EXERCISE OBJECTIVE:
Copy out every line exactly, passing over the pictures.

TASK MATERIAL:
★ ★ ★ ★ ★
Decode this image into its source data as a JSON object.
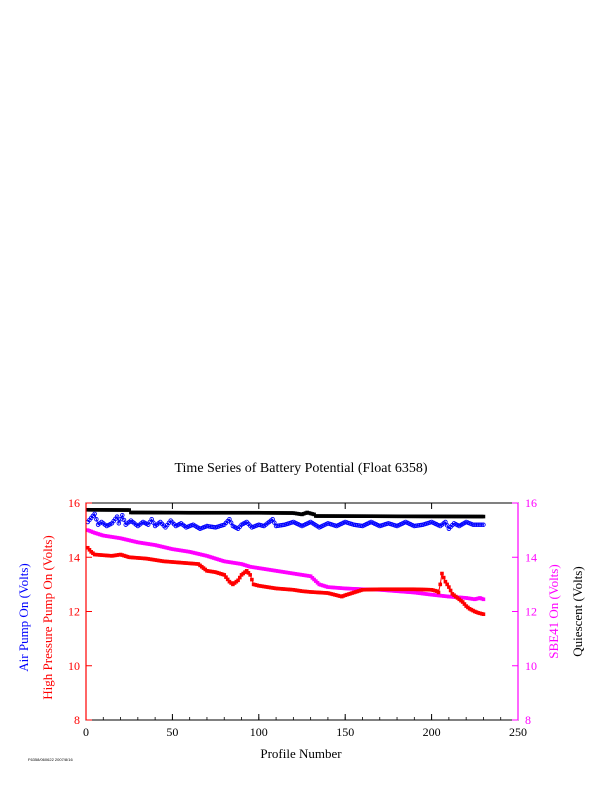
{
  "chart_data": {
    "type": "line",
    "title": "Time Series of Battery Potential (Float 6358)",
    "xlabel": "Profile Number",
    "xlim": [
      0,
      250
    ],
    "x_ticks": [
      0,
      50,
      100,
      150,
      200,
      250
    ],
    "ylim": [
      8,
      16
    ],
    "y_ticks": [
      8,
      10,
      12,
      14,
      16
    ],
    "left_axis_labels": [
      {
        "text": "Air Pump On (Volts)",
        "color": "#0000ff"
      },
      {
        "text": "High Pressure Pump On (Volts)",
        "color": "#ff0000"
      }
    ],
    "right_axis_labels": [
      {
        "text": "SBE41 On (Volts)",
        "color": "#ff00ff"
      },
      {
        "text": "Quiescent (Volts)",
        "color": "#000000"
      }
    ],
    "left_axis_color": "#ff0000",
    "right_axis_color": "#ff00ff",
    "grid": false,
    "series": [
      {
        "color": "#000000",
        "marker": "square",
        "points": [
          [
            1,
            15.75
          ],
          [
            25,
            15.74
          ],
          [
            26,
            15.65
          ],
          [
            60,
            15.64
          ],
          [
            100,
            15.64
          ],
          [
            120,
            15.63
          ],
          [
            125,
            15.58
          ],
          [
            128,
            15.65
          ],
          [
            132,
            15.58
          ],
          [
            133,
            15.52
          ],
          [
            180,
            15.51
          ],
          [
            230,
            15.5
          ]
        ]
      },
      {
        "color": "#0000ff",
        "marker": "circle",
        "points": [
          [
            1,
            15.3
          ],
          [
            3,
            15.45
          ],
          [
            5,
            15.6
          ],
          [
            7,
            15.2
          ],
          [
            9,
            15.3
          ],
          [
            12,
            15.15
          ],
          [
            15,
            15.25
          ],
          [
            18,
            15.5
          ],
          [
            19,
            15.25
          ],
          [
            21,
            15.55
          ],
          [
            23,
            15.2
          ],
          [
            26,
            15.35
          ],
          [
            30,
            15.15
          ],
          [
            33,
            15.3
          ],
          [
            36,
            15.2
          ],
          [
            38,
            15.4
          ],
          [
            40,
            15.15
          ],
          [
            43,
            15.3
          ],
          [
            46,
            15.1
          ],
          [
            49,
            15.35
          ],
          [
            52,
            15.15
          ],
          [
            55,
            15.25
          ],
          [
            58,
            15.1
          ],
          [
            62,
            15.2
          ],
          [
            66,
            15.05
          ],
          [
            70,
            15.15
          ],
          [
            75,
            15.1
          ],
          [
            80,
            15.2
          ],
          [
            83,
            15.4
          ],
          [
            85,
            15.15
          ],
          [
            88,
            15.05
          ],
          [
            90,
            15.2
          ],
          [
            93,
            15.3
          ],
          [
            96,
            15.1
          ],
          [
            100,
            15.2
          ],
          [
            103,
            15.15
          ],
          [
            106,
            15.3
          ],
          [
            108,
            15.4
          ],
          [
            110,
            15.15
          ],
          [
            115,
            15.2
          ],
          [
            120,
            15.3
          ],
          [
            125,
            15.15
          ],
          [
            130,
            15.3
          ],
          [
            135,
            15.1
          ],
          [
            140,
            15.25
          ],
          [
            145,
            15.15
          ],
          [
            150,
            15.3
          ],
          [
            155,
            15.2
          ],
          [
            160,
            15.15
          ],
          [
            165,
            15.3
          ],
          [
            170,
            15.15
          ],
          [
            175,
            15.25
          ],
          [
            180,
            15.15
          ],
          [
            185,
            15.3
          ],
          [
            190,
            15.15
          ],
          [
            195,
            15.2
          ],
          [
            200,
            15.3
          ],
          [
            205,
            15.15
          ],
          [
            208,
            15.3
          ],
          [
            210,
            15.05
          ],
          [
            213,
            15.25
          ],
          [
            216,
            15.15
          ],
          [
            220,
            15.3
          ],
          [
            224,
            15.2
          ],
          [
            228,
            15.2
          ],
          [
            230,
            15.2
          ]
        ]
      },
      {
        "color": "#ff00ff",
        "marker": "square",
        "points": [
          [
            1,
            15.0
          ],
          [
            5,
            14.9
          ],
          [
            10,
            14.8
          ],
          [
            20,
            14.7
          ],
          [
            30,
            14.55
          ],
          [
            40,
            14.45
          ],
          [
            50,
            14.3
          ],
          [
            60,
            14.2
          ],
          [
            70,
            14.05
          ],
          [
            80,
            13.85
          ],
          [
            90,
            13.75
          ],
          [
            95,
            13.65
          ],
          [
            100,
            13.6
          ],
          [
            110,
            13.5
          ],
          [
            120,
            13.4
          ],
          [
            130,
            13.3
          ],
          [
            135,
            13.0
          ],
          [
            140,
            12.9
          ],
          [
            150,
            12.85
          ],
          [
            160,
            12.82
          ],
          [
            170,
            12.8
          ],
          [
            180,
            12.75
          ],
          [
            190,
            12.7
          ],
          [
            200,
            12.62
          ],
          [
            210,
            12.55
          ],
          [
            220,
            12.5
          ],
          [
            225,
            12.45
          ],
          [
            228,
            12.5
          ],
          [
            230,
            12.45
          ]
        ]
      },
      {
        "color": "#ff0000",
        "marker": "square",
        "points": [
          [
            1,
            14.35
          ],
          [
            3,
            14.2
          ],
          [
            5,
            14.1
          ],
          [
            15,
            14.05
          ],
          [
            20,
            14.1
          ],
          [
            25,
            14.0
          ],
          [
            35,
            13.95
          ],
          [
            45,
            13.85
          ],
          [
            55,
            13.8
          ],
          [
            65,
            13.75
          ],
          [
            68,
            13.6
          ],
          [
            70,
            13.5
          ],
          [
            75,
            13.45
          ],
          [
            80,
            13.35
          ],
          [
            83,
            13.1
          ],
          [
            85,
            13.0
          ],
          [
            88,
            13.15
          ],
          [
            90,
            13.35
          ],
          [
            93,
            13.5
          ],
          [
            95,
            13.35
          ],
          [
            97,
            13.0
          ],
          [
            100,
            12.95
          ],
          [
            105,
            12.9
          ],
          [
            110,
            12.85
          ],
          [
            120,
            12.8
          ],
          [
            125,
            12.75
          ],
          [
            130,
            12.72
          ],
          [
            135,
            12.7
          ],
          [
            140,
            12.68
          ],
          [
            145,
            12.6
          ],
          [
            148,
            12.55
          ],
          [
            150,
            12.6
          ],
          [
            155,
            12.7
          ],
          [
            160,
            12.8
          ],
          [
            170,
            12.82
          ],
          [
            180,
            12.82
          ],
          [
            190,
            12.82
          ],
          [
            200,
            12.8
          ],
          [
            203,
            12.75
          ],
          [
            204,
            12.7
          ],
          [
            205,
            13.0
          ],
          [
            206,
            13.4
          ],
          [
            208,
            13.1
          ],
          [
            210,
            12.9
          ],
          [
            212,
            12.65
          ],
          [
            215,
            12.5
          ],
          [
            218,
            12.35
          ],
          [
            220,
            12.2
          ],
          [
            222,
            12.1
          ],
          [
            225,
            12.0
          ],
          [
            227,
            11.95
          ],
          [
            230,
            11.9
          ]
        ]
      }
    ]
  },
  "footnote": "F6358/060622 2007/8/16"
}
★ ★ ★ ★ ★
EXERCISE RESULT:
Decode this image into its source data as a JSON object.
{
  "chart_data": {
    "type": "line",
    "title": "Time Series of Battery Potential (Float 6358)",
    "xlabel": "Profile Number",
    "xlim": [
      0,
      250
    ],
    "x_ticks": [
      0,
      50,
      100,
      150,
      200,
      250
    ],
    "ylim": [
      8,
      16
    ],
    "y_ticks": [
      8,
      10,
      12,
      14,
      16
    ],
    "left_axis_labels": [
      {
        "text": "Air Pump On (Volts)",
        "color": "#0000ff"
      },
      {
        "text": "High Pressure Pump On (Volts)",
        "color": "#ff0000"
      }
    ],
    "right_axis_labels": [
      {
        "text": "SBE41 On (Volts)",
        "color": "#ff00ff"
      },
      {
        "text": "Quiescent (Volts)",
        "color": "#000000"
      }
    ],
    "left_axis_color": "#ff0000",
    "right_axis_color": "#ff00ff",
    "grid": false,
    "series": [
      {
        "color": "#000000",
        "marker": "square",
        "points": [
          [
            1,
            15.75
          ],
          [
            25,
            15.74
          ],
          [
            26,
            15.65
          ],
          [
            60,
            15.64
          ],
          [
            100,
            15.64
          ],
          [
            120,
            15.63
          ],
          [
            125,
            15.58
          ],
          [
            128,
            15.65
          ],
          [
            132,
            15.58
          ],
          [
            133,
            15.52
          ],
          [
            180,
            15.51
          ],
          [
            230,
            15.5
          ]
        ]
      },
      {
        "color": "#0000ff",
        "marker": "circle",
        "points": [
          [
            1,
            15.3
          ],
          [
            3,
            15.45
          ],
          [
            5,
            15.6
          ],
          [
            7,
            15.2
          ],
          [
            9,
            15.3
          ],
          [
            12,
            15.15
          ],
          [
            15,
            15.25
          ],
          [
            18,
            15.5
          ],
          [
            19,
            15.25
          ],
          [
            21,
            15.55
          ],
          [
            23,
            15.2
          ],
          [
            26,
            15.35
          ],
          [
            30,
            15.15
          ],
          [
            33,
            15.3
          ],
          [
            36,
            15.2
          ],
          [
            38,
            15.4
          ],
          [
            40,
            15.15
          ],
          [
            43,
            15.3
          ],
          [
            46,
            15.1
          ],
          [
            49,
            15.35
          ],
          [
            52,
            15.15
          ],
          [
            55,
            15.25
          ],
          [
            58,
            15.1
          ],
          [
            62,
            15.2
          ],
          [
            66,
            15.05
          ],
          [
            70,
            15.15
          ],
          [
            75,
            15.1
          ],
          [
            80,
            15.2
          ],
          [
            83,
            15.4
          ],
          [
            85,
            15.15
          ],
          [
            88,
            15.05
          ],
          [
            90,
            15.2
          ],
          [
            93,
            15.3
          ],
          [
            96,
            15.1
          ],
          [
            100,
            15.2
          ],
          [
            103,
            15.15
          ],
          [
            106,
            15.3
          ],
          [
            108,
            15.4
          ],
          [
            110,
            15.15
          ],
          [
            115,
            15.2
          ],
          [
            120,
            15.3
          ],
          [
            125,
            15.15
          ],
          [
            130,
            15.3
          ],
          [
            135,
            15.1
          ],
          [
            140,
            15.25
          ],
          [
            145,
            15.15
          ],
          [
            150,
            15.3
          ],
          [
            155,
            15.2
          ],
          [
            160,
            15.15
          ],
          [
            165,
            15.3
          ],
          [
            170,
            15.15
          ],
          [
            175,
            15.25
          ],
          [
            180,
            15.15
          ],
          [
            185,
            15.3
          ],
          [
            190,
            15.15
          ],
          [
            195,
            15.2
          ],
          [
            200,
            15.3
          ],
          [
            205,
            15.15
          ],
          [
            208,
            15.3
          ],
          [
            210,
            15.05
          ],
          [
            213,
            15.25
          ],
          [
            216,
            15.15
          ],
          [
            220,
            15.3
          ],
          [
            224,
            15.2
          ],
          [
            228,
            15.2
          ],
          [
            230,
            15.2
          ]
        ]
      },
      {
        "color": "#ff00ff",
        "marker": "square",
        "points": [
          [
            1,
            15.0
          ],
          [
            5,
            14.9
          ],
          [
            10,
            14.8
          ],
          [
            20,
            14.7
          ],
          [
            30,
            14.55
          ],
          [
            40,
            14.45
          ],
          [
            50,
            14.3
          ],
          [
            60,
            14.2
          ],
          [
            70,
            14.05
          ],
          [
            80,
            13.85
          ],
          [
            90,
            13.75
          ],
          [
            95,
            13.65
          ],
          [
            100,
            13.6
          ],
          [
            110,
            13.5
          ],
          [
            120,
            13.4
          ],
          [
            130,
            13.3
          ],
          [
            135,
            13.0
          ],
          [
            140,
            12.9
          ],
          [
            150,
            12.85
          ],
          [
            160,
            12.82
          ],
          [
            170,
            12.8
          ],
          [
            180,
            12.75
          ],
          [
            190,
            12.7
          ],
          [
            200,
            12.62
          ],
          [
            210,
            12.55
          ],
          [
            220,
            12.5
          ],
          [
            225,
            12.45
          ],
          [
            228,
            12.5
          ],
          [
            230,
            12.45
          ]
        ]
      },
      {
        "color": "#ff0000",
        "marker": "square",
        "points": [
          [
            1,
            14.35
          ],
          [
            3,
            14.2
          ],
          [
            5,
            14.1
          ],
          [
            15,
            14.05
          ],
          [
            20,
            14.1
          ],
          [
            25,
            14.0
          ],
          [
            35,
            13.95
          ],
          [
            45,
            13.85
          ],
          [
            55,
            13.8
          ],
          [
            65,
            13.75
          ],
          [
            68,
            13.6
          ],
          [
            70,
            13.5
          ],
          [
            75,
            13.45
          ],
          [
            80,
            13.35
          ],
          [
            83,
            13.1
          ],
          [
            85,
            13.0
          ],
          [
            88,
            13.15
          ],
          [
            90,
            13.35
          ],
          [
            93,
            13.5
          ],
          [
            95,
            13.35
          ],
          [
            97,
            13.0
          ],
          [
            100,
            12.95
          ],
          [
            105,
            12.9
          ],
          [
            110,
            12.85
          ],
          [
            120,
            12.8
          ],
          [
            125,
            12.75
          ],
          [
            130,
            12.72
          ],
          [
            135,
            12.7
          ],
          [
            140,
            12.68
          ],
          [
            145,
            12.6
          ],
          [
            148,
            12.55
          ],
          [
            150,
            12.6
          ],
          [
            155,
            12.7
          ],
          [
            160,
            12.8
          ],
          [
            170,
            12.82
          ],
          [
            180,
            12.82
          ],
          [
            190,
            12.82
          ],
          [
            200,
            12.8
          ],
          [
            203,
            12.75
          ],
          [
            204,
            12.7
          ],
          [
            205,
            13.0
          ],
          [
            206,
            13.4
          ],
          [
            208,
            13.1
          ],
          [
            210,
            12.9
          ],
          [
            212,
            12.65
          ],
          [
            215,
            12.5
          ],
          [
            218,
            12.35
          ],
          [
            220,
            12.2
          ],
          [
            222,
            12.1
          ],
          [
            225,
            12.0
          ],
          [
            227,
            11.95
          ],
          [
            230,
            11.9
          ]
        ]
      }
    ]
  },
  "footnote": "F6358/060622 2007/8/16"
}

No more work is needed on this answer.